WRITTEN REQUEST
Repeat the data verbatim.

PROVIDED DATA
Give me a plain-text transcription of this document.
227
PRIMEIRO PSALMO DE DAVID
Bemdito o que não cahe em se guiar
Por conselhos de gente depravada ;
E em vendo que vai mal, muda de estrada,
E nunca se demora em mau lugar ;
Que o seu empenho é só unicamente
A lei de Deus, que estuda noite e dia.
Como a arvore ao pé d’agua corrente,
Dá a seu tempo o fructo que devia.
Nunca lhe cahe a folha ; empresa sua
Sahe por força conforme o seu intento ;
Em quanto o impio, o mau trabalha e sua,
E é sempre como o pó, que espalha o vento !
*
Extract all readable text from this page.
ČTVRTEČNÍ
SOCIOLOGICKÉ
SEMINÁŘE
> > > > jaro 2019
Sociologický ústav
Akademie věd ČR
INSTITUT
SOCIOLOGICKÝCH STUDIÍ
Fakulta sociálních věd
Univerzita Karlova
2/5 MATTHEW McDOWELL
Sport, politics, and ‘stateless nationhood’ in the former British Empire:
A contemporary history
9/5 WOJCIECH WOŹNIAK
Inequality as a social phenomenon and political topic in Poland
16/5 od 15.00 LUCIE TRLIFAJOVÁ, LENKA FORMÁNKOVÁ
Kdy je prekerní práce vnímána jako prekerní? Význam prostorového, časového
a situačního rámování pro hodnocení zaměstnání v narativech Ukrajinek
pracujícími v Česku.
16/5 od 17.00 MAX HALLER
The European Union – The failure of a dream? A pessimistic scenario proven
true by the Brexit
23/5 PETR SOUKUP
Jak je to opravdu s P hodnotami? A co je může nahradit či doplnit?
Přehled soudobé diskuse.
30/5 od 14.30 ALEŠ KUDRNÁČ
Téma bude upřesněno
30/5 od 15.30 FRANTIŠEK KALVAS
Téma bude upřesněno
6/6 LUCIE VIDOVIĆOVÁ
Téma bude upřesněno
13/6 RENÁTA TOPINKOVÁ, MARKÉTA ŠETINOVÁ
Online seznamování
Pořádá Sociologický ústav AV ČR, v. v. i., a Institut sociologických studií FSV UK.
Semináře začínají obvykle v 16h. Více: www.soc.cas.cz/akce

RESULT OF THIS EXERCISE
Give me a plain-text transcription of this document.
227
PRIMEIRO PSALMO DE DAVID
Bemdito o que não cahe em se guiar
Por conselhos de gente depravada ;
E em vendo que vai mal, muda de estrada,
E nunca se demora em mau lugar ;
Que o seu empenho é só unicamente
A lei de Deus, que estuda noite e dia.
Como a arvore ao pé d’agua corrente,
Dá a seu tempo o fructo que devia.
Nunca lhe cahe a folha ; empresa sua
Sahe por força conforme o seu intento ;
Em quanto o impio, o mau trabalha e sua,
E é sempre como o pó, que espalha o vento !
*
Extract all readable text from this page.
ČTVRTEČNÍ
SOCIOLOGICKÉ
SEMINÁŘE
> > > > jaro 2019
Sociologický ústav
Akademie věd ČR
INSTITUT
SOCIOLOGICKÝCH STUDIÍ
Fakulta sociálních věd
Univerzita Karlova
2/5 MATTHEW McDOWELL
Sport, politics, and ‘stateless nationhood’ in the former British Empire:
A contemporary history
9/5 WOJCIECH WOŹNIAK
Inequality as a social phenomenon and political topic in Poland
16/5 od 15.00 LUCIE TRLIFAJOVÁ, LENKA FORMÁNKOVÁ
Kdy je prekerní práce vnímána jako prekerní? Význam prostorového, časového
a situačního rámování pro hodnocení zaměstnání v narativech Ukrajinek
pracujícími v Česku.
16/5 od 17.00 MAX HALLER
The European Union – The failure of a dream? A pessimistic scenario proven
true by the Brexit
23/5 PETR SOUKUP
Jak je to opravdu s P hodnotami? A co je může nahradit či doplnit?
Přehled soudobé diskuse.
30/5 od 14.30 ALEŠ KUDRNÁČ
Téma bude upřesněno
30/5 od 15.30 FRANTIŠEK KALVAS
Téma bude upřesněno
6/6 LUCIE VIDOVIĆOVÁ
Téma bude upřesněno
13/6 RENÁTA TOPINKOVÁ, MARKÉTA ŠETINOVÁ
Online seznamování
Pořádá Sociologický ústav AV ČR, v. v. i., a Institut sociologických studií FSV UK.
Semináře začínají obvykle v 16h. Více: www.soc.cas.cz/akce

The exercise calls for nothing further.